When we alcoholics, especially in early recovery, operate in total isolation, our thinking can become extremely confused. We need the interaction, sharing and cross checking of someone who is on the same path -- the path of recovery from alcoholism.
Without the sharing of the Fifth step, we cannot hope to participate in the sharing in depth so necessary to recovery.
Admitting these things to our Higher Power is not to gain forgiveness. It is to gain the Higher Power's assistance in rendering them powerless to wreak the havoc in our lives that they have in the past.
It is a case of bringing them out for our Higher Power to assist us in their transformation and ultimately in the transformation of our lives.
6. Were entirely ready to have God remove all these defects of character.
Were entirely ready to have all these defects of character removed. It might seem the height of simplicity to state that first we must be ready to be willing before we can change. But many people know they should change, but are not really ready nor really willing. Perhaps the closest they can come is wanting to be willing.
7. Humbly asked Him to remove our shortcomings.
Humbly sought guidance and help in removing our shortcomings. We do need the help of someone or something. In this case it must and can be someone, probably in A.A.. It possibly could be that someone and both of your Higher Powers, if that makes sense to you.
Unaided, alone, and on our own, we have descended deeper and deeper into the morass of alcoholism. We cannot continue, on the hermit's path. We seek and obtain the help, spiritual and psychological, available in A.A..
Around any A.A. table we can find, a plenitude of experience of recovery from alcoholism, through the use of a spiritual agency. It is not necessary to agree theologically and doctrinally with someone, to learn from their experiences.
It is not important that we agree on what name we call this Higher Power, nor what book best describes it; rather it is important what personality it has.
A pig will automatically go back into the mud and slop because it is a pig. Without the program, without the steps, particularly this one, we do not change. Without change, we will still be the persons who crawled out of the slop and the mud. We will, like the pig, automatically go back into what we crawled out of, because this is all we know and the only place we feel that we belong.

QUESTIONS:
**A)** How would you translate the sentence "We do need the help of someone or something." from the passage on alcoholism recovery into Spanish?
**B)** Can you copy the passage on alcoholism recovery word for word, starting with "It is a case" and going on through "sense to you."?

DATA FOR ANALYSIS:
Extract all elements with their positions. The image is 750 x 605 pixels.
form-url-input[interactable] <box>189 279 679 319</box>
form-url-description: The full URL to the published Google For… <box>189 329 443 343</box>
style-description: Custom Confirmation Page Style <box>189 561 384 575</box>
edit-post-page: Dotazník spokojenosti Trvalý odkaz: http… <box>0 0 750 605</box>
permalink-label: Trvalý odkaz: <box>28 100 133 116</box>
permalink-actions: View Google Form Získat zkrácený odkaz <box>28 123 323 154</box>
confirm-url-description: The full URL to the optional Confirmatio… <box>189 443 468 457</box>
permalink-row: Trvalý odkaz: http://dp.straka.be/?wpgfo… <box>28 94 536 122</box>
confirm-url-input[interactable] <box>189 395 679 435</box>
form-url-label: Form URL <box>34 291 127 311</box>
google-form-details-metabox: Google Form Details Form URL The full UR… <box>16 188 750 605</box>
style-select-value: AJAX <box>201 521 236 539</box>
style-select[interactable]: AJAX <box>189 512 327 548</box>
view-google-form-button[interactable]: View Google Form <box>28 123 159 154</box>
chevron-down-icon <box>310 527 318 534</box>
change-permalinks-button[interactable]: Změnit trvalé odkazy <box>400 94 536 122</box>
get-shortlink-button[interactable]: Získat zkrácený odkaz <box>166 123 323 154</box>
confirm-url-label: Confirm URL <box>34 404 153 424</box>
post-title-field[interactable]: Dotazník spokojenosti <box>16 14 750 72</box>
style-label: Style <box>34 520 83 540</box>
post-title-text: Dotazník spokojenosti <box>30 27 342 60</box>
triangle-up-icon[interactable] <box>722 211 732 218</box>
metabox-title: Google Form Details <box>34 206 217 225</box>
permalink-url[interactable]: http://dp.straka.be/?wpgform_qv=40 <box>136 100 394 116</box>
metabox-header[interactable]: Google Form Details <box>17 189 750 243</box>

EXPECTED RESULTS:
**A)** Sí necesitamos la ayuda de alguien o de algo.

**B)**
It is a case of bringing them out for our Higher Power to assist us in their transformation and ultimately in the transformation of our lives.
6. Were entirely ready to have God remove all these defects of character.
Were entirely ready to have all these defects of character removed. It might seem the height of simplicity to state that first we must be ready to be willing before we can change. But many people know they should change, but are not really ready nor really willing. Perhaps the closest they can come is wanting to be willing.
7. Humbly asked Him to remove our shortcomings.
Humbly sought guidance and help in removing our shortcomings. We do need the help of someone or something. In this case it must and can be someone, probably in A.A.. It possibly could be that someone and both of your Higher Powers, if that makes sense to you.